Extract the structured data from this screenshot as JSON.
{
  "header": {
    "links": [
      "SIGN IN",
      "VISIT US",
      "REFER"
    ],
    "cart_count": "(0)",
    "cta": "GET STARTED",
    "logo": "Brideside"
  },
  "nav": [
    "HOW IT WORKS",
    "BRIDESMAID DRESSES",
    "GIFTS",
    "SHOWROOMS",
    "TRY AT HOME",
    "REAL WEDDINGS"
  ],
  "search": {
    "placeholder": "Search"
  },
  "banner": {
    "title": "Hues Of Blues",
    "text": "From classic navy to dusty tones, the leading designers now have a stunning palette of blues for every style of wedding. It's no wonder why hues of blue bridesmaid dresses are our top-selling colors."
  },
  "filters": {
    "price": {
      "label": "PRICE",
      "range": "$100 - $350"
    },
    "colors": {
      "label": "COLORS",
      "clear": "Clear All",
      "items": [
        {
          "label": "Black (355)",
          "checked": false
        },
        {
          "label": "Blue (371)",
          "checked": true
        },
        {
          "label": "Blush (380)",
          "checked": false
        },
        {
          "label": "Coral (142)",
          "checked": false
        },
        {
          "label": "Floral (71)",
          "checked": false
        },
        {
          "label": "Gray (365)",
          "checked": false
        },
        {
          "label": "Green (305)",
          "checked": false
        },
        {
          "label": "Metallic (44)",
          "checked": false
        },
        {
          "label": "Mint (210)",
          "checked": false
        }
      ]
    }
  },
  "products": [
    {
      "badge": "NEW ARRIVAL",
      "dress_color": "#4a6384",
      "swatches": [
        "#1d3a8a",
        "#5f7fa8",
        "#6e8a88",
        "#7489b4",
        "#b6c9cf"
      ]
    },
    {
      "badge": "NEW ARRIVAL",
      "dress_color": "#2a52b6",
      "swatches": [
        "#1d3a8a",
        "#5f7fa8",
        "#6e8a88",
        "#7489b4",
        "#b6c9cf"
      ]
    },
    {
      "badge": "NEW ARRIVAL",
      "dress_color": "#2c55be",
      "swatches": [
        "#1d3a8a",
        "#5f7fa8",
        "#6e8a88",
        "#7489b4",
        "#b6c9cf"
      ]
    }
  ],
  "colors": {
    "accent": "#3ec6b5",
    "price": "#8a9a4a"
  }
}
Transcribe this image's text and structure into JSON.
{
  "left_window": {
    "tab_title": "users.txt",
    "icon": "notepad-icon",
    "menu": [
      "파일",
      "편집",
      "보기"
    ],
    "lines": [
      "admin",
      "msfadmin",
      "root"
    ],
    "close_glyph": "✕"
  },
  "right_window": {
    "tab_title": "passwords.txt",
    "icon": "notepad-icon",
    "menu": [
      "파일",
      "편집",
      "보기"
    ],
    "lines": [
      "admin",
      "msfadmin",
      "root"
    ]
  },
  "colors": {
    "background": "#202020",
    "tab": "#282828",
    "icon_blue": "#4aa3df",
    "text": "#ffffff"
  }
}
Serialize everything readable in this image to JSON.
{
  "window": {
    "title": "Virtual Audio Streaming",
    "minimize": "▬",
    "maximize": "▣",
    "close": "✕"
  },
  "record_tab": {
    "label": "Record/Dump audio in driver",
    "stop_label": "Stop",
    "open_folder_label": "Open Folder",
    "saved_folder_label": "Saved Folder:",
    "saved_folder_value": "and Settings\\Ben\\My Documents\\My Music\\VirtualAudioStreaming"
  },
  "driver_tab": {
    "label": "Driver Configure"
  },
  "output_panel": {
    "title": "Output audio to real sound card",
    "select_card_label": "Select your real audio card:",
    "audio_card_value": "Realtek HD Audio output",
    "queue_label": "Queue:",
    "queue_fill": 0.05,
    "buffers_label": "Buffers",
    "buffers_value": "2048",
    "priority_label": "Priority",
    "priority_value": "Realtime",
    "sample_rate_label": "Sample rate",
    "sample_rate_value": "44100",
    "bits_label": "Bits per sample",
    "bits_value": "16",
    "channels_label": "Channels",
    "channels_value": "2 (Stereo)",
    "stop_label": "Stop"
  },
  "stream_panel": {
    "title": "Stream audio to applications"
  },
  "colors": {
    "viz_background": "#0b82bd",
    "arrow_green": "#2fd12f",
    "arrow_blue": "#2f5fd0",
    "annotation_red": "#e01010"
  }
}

──────────

What is being asked: Track down every line holding the string "this" and copy it.

Output of the exercise:
Extract the structured data from this screenshot as JSON.
Transcribe this image's text and structure into JSON.
Serialize everything readable in this image to JSON.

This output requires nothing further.